◆ Task prompt
Look through the data below. Pick out the lines holding the string "dotted".

-- Exercise inputs start --

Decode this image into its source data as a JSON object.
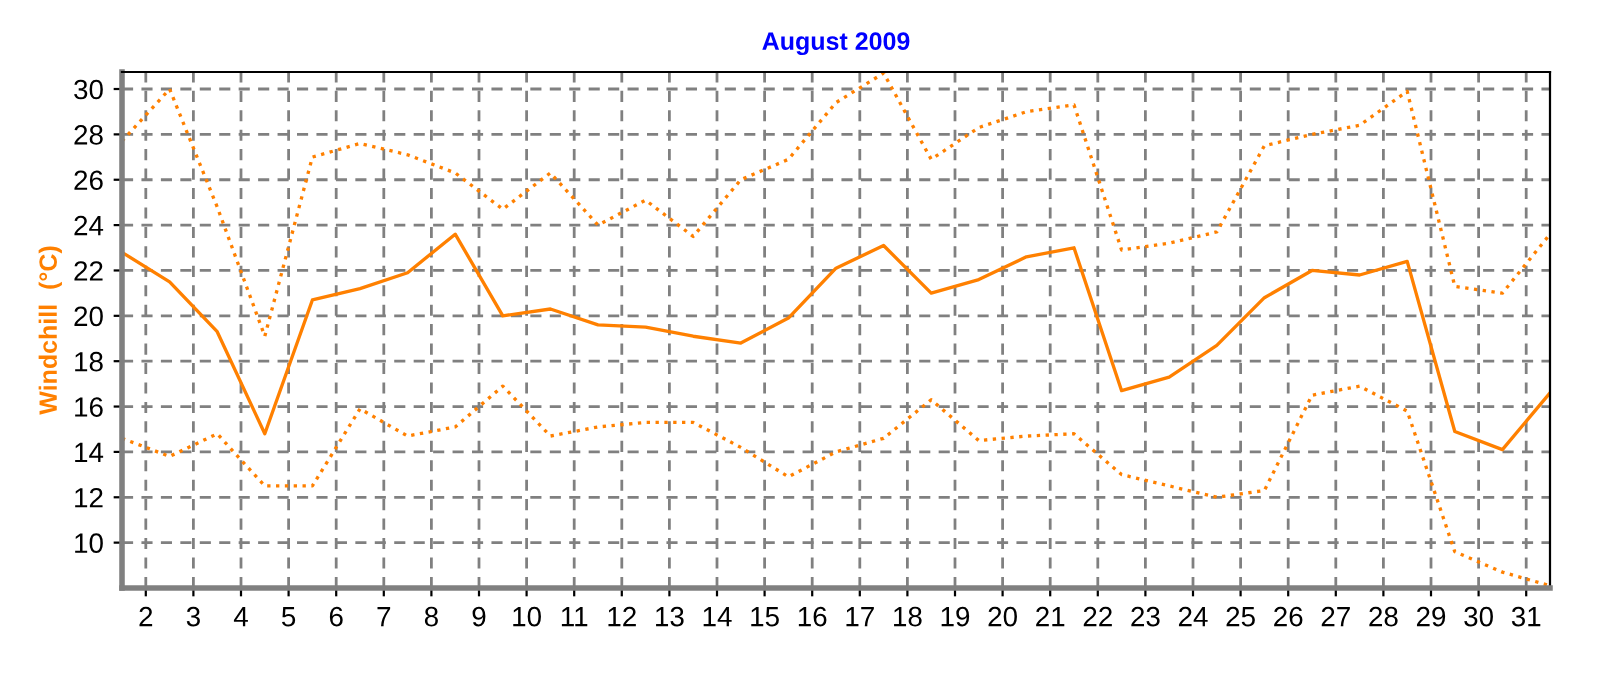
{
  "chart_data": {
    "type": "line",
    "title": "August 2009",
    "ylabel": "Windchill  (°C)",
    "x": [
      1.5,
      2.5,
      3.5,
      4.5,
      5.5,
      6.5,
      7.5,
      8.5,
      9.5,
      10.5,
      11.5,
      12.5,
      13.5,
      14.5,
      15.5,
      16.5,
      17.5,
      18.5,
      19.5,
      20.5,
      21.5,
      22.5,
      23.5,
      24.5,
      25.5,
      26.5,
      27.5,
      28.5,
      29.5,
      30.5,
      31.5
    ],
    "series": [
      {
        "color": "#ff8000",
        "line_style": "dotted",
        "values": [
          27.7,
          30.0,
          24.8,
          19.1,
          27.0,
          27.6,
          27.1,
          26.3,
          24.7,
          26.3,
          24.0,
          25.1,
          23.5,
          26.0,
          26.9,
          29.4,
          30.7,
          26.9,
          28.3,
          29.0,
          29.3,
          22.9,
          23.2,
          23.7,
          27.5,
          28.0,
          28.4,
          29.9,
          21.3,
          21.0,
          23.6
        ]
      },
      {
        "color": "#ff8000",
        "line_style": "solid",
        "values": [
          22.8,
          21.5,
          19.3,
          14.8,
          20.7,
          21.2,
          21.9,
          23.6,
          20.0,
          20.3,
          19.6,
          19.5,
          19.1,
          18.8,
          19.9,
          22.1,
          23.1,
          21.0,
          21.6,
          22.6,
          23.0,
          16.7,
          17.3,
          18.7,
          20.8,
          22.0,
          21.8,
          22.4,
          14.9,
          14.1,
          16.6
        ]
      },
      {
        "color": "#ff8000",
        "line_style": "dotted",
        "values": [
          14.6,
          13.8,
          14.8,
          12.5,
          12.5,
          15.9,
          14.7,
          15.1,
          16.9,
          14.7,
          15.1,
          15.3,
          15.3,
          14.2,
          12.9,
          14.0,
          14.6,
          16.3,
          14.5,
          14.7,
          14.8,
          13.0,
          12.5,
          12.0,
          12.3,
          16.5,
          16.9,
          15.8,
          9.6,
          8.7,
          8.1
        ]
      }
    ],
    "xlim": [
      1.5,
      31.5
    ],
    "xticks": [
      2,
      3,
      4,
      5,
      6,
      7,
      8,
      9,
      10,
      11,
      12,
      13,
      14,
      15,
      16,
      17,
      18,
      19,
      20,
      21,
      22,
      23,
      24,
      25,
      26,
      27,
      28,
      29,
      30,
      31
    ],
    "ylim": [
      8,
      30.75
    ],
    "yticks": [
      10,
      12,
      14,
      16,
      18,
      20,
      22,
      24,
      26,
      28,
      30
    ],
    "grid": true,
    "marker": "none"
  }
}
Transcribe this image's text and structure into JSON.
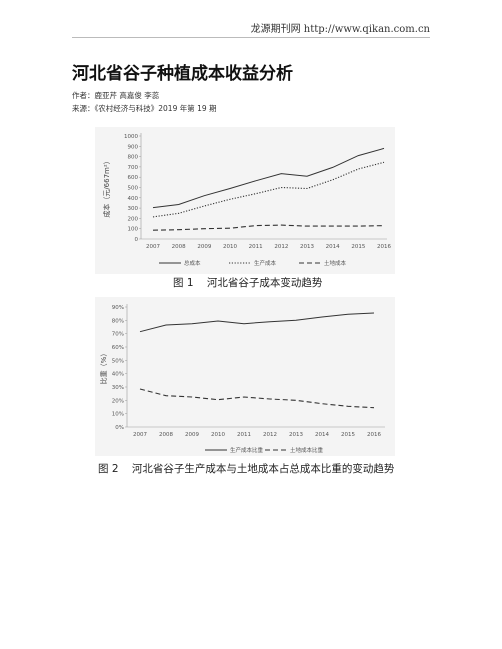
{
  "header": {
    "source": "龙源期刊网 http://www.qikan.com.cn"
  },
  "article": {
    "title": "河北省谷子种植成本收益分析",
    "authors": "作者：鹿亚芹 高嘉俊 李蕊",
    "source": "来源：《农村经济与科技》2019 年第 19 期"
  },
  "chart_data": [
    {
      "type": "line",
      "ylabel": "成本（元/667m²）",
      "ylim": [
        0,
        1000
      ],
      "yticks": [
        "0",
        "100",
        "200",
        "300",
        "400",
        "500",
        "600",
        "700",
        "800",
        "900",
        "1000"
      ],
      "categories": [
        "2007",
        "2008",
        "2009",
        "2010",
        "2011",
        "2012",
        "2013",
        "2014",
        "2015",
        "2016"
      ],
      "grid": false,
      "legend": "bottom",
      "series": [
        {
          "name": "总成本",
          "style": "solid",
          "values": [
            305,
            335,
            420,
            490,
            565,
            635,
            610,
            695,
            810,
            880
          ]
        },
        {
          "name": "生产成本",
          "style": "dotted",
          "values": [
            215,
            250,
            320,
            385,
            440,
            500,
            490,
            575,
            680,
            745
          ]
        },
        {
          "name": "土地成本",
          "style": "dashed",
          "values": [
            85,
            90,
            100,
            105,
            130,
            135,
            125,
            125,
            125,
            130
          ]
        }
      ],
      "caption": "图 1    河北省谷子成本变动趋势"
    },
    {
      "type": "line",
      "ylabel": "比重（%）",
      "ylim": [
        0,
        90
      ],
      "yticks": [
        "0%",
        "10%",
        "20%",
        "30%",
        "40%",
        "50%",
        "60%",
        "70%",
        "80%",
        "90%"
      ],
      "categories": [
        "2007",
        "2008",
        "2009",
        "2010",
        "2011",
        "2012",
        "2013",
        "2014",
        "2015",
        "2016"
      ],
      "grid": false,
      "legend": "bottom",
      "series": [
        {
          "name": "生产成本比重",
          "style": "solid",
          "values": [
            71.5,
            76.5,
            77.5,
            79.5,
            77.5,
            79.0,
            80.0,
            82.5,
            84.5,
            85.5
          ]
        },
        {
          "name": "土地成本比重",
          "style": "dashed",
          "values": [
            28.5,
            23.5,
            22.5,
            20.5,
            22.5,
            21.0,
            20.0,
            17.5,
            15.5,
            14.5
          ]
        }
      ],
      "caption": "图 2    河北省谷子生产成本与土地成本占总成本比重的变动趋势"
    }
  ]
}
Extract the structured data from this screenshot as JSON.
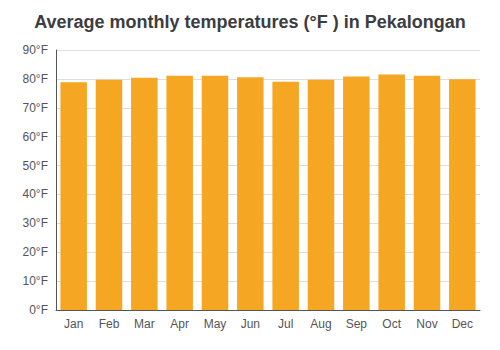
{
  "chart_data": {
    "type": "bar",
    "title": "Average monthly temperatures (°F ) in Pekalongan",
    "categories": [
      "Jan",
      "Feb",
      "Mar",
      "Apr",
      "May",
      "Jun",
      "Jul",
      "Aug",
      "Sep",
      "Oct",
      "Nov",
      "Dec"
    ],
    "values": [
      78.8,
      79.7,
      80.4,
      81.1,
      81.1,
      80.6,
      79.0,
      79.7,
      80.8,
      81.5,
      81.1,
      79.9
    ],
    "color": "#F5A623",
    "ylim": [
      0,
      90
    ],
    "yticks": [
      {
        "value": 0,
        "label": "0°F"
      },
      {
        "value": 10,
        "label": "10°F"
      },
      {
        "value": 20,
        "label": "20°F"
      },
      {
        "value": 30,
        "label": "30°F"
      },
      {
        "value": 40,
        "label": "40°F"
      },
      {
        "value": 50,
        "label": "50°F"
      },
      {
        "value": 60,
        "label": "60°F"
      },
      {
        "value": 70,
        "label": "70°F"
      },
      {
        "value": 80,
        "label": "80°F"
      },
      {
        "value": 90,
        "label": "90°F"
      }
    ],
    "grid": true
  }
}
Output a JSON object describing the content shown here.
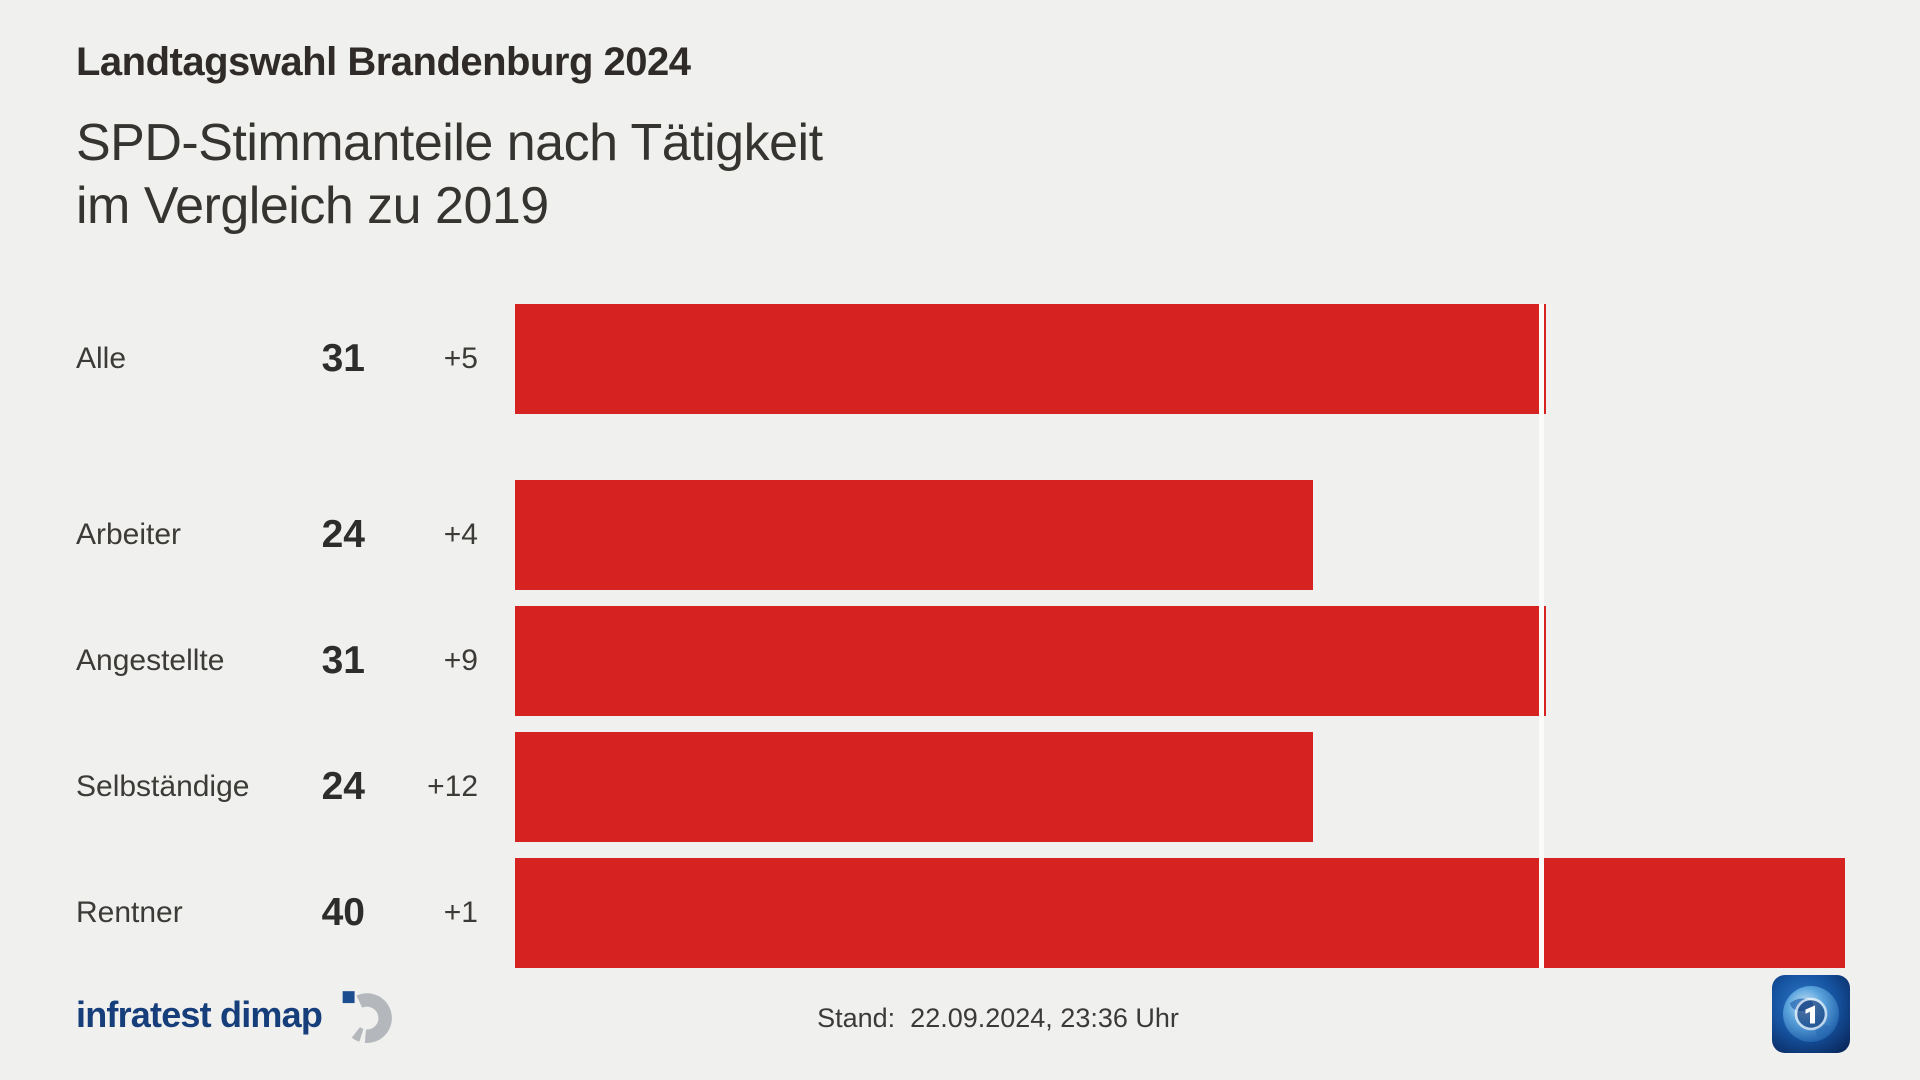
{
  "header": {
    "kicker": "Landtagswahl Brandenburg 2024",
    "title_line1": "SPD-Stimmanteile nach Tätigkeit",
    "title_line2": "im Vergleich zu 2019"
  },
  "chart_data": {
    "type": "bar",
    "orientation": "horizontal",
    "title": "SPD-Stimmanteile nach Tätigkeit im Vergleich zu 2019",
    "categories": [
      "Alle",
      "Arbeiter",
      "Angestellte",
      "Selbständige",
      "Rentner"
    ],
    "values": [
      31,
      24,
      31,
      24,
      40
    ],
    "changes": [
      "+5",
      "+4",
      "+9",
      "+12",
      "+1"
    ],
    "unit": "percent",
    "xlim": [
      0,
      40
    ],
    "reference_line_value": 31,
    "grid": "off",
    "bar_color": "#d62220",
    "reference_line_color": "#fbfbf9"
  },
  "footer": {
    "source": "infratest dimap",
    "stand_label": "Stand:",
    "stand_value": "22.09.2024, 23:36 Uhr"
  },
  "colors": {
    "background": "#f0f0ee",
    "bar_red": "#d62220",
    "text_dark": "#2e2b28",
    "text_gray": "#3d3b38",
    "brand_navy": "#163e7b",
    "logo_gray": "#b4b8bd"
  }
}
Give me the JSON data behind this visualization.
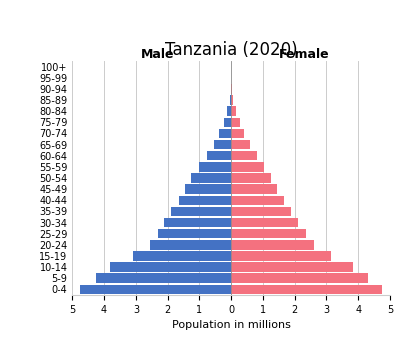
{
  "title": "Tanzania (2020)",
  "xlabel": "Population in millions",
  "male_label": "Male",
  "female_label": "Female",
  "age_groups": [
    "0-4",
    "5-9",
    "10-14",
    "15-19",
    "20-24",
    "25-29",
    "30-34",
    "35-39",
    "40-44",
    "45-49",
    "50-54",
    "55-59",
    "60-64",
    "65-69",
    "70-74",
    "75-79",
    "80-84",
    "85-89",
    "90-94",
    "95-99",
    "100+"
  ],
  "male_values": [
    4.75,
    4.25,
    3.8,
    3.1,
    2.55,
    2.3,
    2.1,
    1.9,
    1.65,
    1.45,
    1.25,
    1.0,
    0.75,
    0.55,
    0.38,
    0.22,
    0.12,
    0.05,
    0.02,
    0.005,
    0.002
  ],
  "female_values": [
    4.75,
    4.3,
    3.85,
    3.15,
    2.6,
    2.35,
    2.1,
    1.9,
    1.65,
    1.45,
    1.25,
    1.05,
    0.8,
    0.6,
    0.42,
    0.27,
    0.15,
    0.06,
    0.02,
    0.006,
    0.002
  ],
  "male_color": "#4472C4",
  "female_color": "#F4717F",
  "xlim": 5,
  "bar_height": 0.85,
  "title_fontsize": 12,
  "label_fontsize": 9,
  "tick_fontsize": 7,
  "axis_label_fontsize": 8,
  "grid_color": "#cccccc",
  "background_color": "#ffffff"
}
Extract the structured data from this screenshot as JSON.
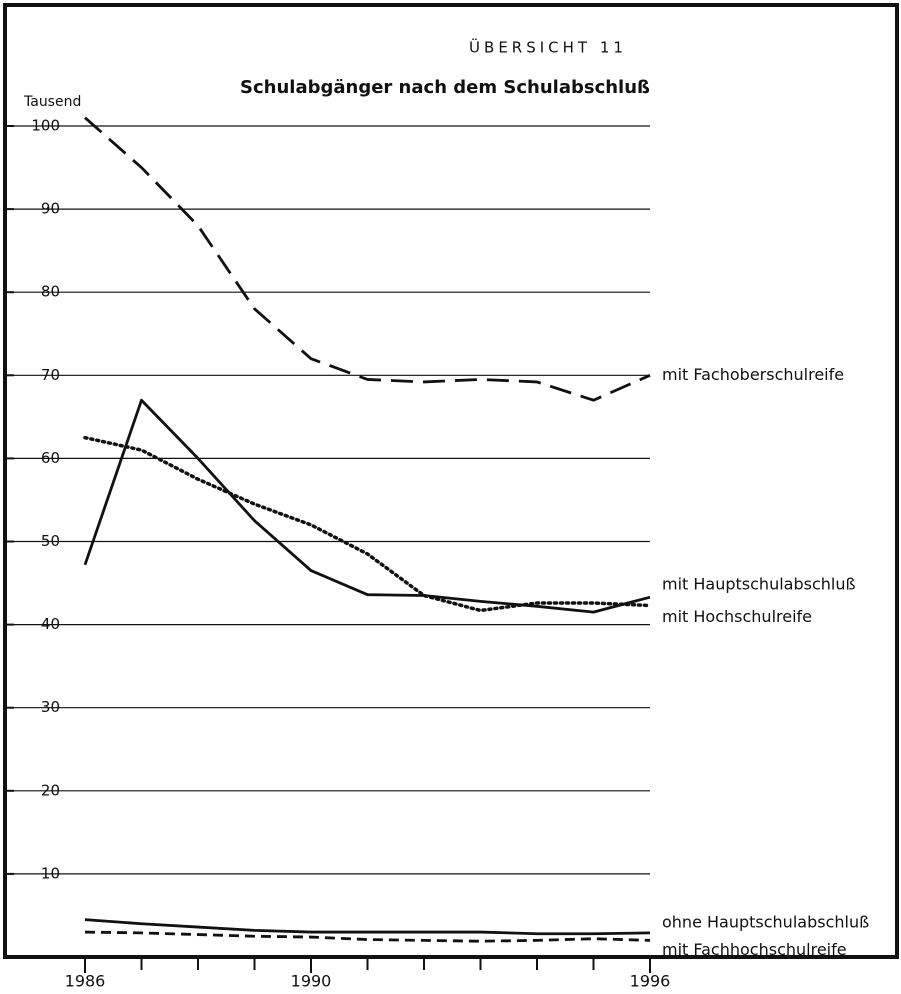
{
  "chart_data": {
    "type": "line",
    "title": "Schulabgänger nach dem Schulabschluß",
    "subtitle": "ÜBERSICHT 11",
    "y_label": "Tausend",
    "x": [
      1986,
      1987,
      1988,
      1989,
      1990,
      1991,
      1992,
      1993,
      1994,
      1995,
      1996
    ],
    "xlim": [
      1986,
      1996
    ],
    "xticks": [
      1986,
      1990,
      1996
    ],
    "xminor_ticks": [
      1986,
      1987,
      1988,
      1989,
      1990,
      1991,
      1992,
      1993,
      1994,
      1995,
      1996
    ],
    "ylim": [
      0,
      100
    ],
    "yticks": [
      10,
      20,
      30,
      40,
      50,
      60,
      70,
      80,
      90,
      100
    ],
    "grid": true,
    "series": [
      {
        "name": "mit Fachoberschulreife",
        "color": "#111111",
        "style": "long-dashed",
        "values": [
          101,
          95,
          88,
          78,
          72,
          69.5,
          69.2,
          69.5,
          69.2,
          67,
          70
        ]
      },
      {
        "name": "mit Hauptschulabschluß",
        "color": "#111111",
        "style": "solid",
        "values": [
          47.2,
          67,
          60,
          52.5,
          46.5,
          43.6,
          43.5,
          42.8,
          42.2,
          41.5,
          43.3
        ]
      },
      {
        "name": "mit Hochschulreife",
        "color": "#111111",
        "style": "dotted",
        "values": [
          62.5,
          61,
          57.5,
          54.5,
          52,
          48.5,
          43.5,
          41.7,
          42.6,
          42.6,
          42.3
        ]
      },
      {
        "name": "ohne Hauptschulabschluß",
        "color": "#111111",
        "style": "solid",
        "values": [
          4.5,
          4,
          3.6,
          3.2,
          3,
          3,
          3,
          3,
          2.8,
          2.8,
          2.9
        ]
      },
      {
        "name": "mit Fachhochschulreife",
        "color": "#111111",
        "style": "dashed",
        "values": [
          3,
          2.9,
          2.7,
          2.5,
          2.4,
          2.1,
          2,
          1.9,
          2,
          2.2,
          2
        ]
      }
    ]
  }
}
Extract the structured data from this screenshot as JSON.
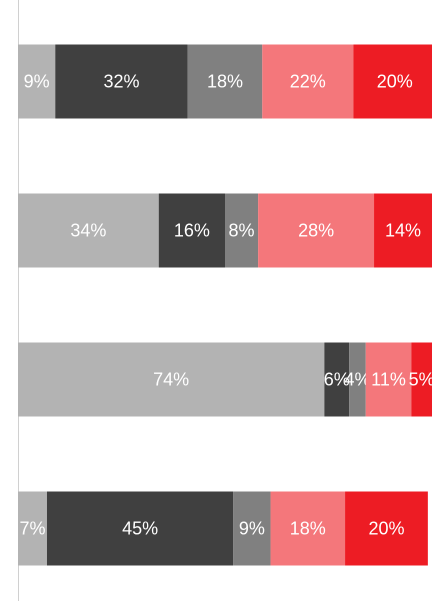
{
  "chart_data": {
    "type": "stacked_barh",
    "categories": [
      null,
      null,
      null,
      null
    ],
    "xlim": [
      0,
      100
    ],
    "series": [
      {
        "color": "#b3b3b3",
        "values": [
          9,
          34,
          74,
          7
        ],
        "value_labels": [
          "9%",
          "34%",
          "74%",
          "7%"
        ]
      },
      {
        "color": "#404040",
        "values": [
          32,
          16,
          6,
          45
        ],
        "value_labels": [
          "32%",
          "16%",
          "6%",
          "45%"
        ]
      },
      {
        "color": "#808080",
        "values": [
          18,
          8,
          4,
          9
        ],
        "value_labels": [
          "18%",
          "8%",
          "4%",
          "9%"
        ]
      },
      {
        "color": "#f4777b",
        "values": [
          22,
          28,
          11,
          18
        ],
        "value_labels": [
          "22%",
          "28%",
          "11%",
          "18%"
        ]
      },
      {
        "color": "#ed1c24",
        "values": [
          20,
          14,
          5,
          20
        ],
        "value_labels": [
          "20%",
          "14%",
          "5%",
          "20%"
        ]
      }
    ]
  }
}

-- Exercise inputs end --

◆ Correct answer
        "line_style": "dotted",
        "line_style": "dotted",
          "style": "dotted",
        "style": "dotted",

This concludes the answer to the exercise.